> **Saved entries**:
════════

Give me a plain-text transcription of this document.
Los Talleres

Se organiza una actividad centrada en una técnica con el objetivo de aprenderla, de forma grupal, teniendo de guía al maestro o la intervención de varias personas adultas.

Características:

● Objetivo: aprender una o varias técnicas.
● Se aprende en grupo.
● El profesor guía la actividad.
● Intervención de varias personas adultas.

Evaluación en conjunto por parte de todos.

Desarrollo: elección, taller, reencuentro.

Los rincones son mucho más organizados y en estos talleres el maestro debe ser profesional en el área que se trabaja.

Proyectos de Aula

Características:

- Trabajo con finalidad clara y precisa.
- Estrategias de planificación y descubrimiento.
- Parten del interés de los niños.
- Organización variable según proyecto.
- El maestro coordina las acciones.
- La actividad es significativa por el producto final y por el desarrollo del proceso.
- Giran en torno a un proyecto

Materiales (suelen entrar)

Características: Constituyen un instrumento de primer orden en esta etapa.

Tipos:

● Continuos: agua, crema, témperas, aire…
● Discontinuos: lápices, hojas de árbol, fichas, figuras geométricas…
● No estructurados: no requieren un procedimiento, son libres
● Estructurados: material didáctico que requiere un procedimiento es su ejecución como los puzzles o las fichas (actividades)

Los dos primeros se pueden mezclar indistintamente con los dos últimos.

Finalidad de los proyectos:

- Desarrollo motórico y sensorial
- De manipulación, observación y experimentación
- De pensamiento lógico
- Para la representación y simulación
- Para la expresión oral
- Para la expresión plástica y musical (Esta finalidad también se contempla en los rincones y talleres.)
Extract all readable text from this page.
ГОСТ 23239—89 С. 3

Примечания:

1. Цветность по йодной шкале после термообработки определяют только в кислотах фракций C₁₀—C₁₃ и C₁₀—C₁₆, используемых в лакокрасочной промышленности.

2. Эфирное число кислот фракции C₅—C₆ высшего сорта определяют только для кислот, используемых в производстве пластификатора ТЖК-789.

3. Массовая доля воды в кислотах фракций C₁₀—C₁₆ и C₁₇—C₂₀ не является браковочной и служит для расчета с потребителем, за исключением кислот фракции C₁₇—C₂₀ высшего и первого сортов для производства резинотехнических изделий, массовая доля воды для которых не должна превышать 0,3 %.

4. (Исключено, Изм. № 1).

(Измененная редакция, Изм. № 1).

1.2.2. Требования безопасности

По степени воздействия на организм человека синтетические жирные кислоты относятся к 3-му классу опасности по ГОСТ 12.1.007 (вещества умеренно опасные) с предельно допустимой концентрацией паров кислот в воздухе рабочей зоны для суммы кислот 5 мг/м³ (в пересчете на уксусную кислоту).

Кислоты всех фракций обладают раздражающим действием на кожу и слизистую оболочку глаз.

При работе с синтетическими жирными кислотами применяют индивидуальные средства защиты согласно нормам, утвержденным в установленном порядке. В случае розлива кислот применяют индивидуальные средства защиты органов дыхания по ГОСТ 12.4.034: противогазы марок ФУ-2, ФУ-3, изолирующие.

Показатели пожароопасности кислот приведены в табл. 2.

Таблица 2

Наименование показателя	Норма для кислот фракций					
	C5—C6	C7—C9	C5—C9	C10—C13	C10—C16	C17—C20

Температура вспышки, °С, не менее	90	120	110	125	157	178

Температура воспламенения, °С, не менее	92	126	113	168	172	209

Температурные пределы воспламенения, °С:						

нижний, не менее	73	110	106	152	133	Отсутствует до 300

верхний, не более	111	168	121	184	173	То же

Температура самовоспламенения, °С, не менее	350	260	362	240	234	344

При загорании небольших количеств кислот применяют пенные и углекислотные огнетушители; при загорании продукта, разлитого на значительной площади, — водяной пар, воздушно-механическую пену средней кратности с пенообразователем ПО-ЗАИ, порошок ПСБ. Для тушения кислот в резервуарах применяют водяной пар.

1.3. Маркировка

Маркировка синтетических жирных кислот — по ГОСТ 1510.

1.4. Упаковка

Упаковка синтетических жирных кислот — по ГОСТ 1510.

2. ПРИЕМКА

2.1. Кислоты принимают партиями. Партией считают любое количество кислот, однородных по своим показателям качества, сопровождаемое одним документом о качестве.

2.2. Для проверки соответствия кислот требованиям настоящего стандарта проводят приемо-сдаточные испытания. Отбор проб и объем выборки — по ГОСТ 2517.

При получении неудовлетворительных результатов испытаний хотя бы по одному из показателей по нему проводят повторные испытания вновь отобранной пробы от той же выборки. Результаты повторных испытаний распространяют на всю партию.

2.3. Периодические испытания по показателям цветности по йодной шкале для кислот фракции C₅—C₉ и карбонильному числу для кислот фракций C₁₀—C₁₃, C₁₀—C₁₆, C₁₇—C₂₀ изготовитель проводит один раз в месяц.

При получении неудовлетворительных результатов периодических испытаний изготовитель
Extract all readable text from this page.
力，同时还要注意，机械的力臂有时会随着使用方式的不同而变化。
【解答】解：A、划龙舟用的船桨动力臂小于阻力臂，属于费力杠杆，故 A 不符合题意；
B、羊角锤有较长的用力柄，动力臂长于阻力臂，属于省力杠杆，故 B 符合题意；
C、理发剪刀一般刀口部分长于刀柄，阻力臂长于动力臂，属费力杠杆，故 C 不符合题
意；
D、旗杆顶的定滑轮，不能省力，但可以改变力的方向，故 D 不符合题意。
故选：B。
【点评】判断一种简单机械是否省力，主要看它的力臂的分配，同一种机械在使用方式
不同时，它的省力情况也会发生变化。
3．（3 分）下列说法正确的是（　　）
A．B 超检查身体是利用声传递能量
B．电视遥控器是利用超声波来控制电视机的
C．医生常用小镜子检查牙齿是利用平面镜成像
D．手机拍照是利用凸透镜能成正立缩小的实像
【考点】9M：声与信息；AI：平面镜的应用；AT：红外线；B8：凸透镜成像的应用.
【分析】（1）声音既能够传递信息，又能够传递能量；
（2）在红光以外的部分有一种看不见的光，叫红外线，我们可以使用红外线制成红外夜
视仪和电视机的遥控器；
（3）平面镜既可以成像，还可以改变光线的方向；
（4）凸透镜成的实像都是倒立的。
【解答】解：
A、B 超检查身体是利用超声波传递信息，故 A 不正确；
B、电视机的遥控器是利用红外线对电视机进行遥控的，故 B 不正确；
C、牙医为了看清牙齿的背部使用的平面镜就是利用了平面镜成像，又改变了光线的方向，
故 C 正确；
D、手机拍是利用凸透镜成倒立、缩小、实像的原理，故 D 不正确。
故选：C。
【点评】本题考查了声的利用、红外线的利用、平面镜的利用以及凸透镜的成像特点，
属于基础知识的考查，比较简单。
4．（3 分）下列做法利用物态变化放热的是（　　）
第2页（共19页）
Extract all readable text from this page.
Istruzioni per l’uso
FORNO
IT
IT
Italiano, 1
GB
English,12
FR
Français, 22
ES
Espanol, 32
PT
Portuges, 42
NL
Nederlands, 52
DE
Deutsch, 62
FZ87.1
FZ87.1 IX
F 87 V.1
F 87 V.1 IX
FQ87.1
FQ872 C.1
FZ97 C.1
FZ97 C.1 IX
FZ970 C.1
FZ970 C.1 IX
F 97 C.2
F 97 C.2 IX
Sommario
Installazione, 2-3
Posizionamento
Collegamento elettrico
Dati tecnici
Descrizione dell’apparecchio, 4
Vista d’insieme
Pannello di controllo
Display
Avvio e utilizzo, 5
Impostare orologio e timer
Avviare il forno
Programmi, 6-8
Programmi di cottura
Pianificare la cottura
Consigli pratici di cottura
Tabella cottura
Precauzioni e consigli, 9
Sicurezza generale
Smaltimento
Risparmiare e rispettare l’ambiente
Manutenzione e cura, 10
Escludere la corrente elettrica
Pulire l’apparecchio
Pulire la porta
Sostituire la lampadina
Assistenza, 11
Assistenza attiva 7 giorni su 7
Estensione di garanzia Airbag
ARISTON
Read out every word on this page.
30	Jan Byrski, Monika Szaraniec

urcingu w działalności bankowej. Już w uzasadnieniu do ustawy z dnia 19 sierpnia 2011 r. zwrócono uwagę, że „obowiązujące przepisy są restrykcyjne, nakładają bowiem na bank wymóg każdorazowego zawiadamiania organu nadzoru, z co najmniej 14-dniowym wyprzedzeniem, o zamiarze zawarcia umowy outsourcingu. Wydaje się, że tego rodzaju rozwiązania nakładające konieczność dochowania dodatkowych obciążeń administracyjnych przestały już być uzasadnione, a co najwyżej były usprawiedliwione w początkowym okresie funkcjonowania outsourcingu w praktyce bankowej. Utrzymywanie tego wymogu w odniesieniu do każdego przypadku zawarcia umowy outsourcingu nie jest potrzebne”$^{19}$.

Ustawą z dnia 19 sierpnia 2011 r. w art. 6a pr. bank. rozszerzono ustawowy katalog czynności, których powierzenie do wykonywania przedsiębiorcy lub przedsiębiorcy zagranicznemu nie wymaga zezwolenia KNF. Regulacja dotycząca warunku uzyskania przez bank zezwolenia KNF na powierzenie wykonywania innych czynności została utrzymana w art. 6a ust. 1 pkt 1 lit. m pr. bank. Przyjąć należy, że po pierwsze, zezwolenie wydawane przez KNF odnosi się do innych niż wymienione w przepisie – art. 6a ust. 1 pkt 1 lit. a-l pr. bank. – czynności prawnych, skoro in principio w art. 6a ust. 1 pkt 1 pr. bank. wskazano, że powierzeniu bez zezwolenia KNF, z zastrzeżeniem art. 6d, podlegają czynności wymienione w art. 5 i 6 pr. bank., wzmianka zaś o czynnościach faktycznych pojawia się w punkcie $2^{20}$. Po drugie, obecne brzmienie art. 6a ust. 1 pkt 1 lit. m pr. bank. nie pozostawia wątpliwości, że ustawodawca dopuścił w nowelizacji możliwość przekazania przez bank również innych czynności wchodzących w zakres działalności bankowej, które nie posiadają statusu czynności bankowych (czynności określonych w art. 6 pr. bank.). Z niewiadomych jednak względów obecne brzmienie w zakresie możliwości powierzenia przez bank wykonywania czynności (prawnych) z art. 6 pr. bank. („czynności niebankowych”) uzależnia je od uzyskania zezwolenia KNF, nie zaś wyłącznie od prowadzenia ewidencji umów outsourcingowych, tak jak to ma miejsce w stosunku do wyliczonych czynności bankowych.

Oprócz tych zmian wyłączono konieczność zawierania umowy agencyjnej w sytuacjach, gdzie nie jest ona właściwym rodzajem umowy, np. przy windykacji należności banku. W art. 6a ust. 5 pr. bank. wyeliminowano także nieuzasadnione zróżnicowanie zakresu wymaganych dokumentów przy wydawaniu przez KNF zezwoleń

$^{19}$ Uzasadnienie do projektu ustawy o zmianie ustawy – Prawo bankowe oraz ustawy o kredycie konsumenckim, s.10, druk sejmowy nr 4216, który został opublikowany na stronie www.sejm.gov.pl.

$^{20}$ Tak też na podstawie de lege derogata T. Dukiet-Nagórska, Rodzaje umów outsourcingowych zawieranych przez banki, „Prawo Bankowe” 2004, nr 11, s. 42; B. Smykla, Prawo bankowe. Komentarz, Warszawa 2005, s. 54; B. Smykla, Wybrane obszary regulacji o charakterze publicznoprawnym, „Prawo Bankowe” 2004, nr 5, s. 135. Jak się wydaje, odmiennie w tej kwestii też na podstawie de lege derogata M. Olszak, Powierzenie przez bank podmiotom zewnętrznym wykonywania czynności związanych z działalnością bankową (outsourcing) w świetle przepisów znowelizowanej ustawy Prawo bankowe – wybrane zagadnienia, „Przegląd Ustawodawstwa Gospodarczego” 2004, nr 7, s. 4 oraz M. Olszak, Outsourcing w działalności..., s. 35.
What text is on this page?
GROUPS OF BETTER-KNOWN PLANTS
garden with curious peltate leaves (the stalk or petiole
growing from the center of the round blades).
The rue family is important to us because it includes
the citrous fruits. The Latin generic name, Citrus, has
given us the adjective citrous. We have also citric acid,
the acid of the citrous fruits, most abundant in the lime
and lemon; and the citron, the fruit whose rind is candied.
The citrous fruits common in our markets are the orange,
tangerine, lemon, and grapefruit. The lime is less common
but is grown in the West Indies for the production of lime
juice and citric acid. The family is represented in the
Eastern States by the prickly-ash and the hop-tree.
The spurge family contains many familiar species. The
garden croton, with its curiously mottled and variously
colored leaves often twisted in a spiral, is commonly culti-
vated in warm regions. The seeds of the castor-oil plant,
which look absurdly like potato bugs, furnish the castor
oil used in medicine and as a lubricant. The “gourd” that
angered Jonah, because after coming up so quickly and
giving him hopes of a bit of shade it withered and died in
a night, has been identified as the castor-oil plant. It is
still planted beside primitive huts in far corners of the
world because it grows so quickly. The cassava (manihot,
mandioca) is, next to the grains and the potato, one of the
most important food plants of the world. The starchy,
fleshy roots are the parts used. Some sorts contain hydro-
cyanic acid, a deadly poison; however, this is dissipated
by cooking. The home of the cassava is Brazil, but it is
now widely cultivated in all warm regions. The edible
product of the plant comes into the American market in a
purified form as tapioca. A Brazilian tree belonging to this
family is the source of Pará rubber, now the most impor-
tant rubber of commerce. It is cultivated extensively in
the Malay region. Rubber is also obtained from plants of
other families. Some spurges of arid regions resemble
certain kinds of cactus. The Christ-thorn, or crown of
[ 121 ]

════════

> **TASK BRIEF**:
Copy every line of the listing that contains the word "Упаковка".

> **TASK SOLUTION**:
1.4. Упаковка
Упаковка синтетических жирных кислот — по ГОСТ 1510.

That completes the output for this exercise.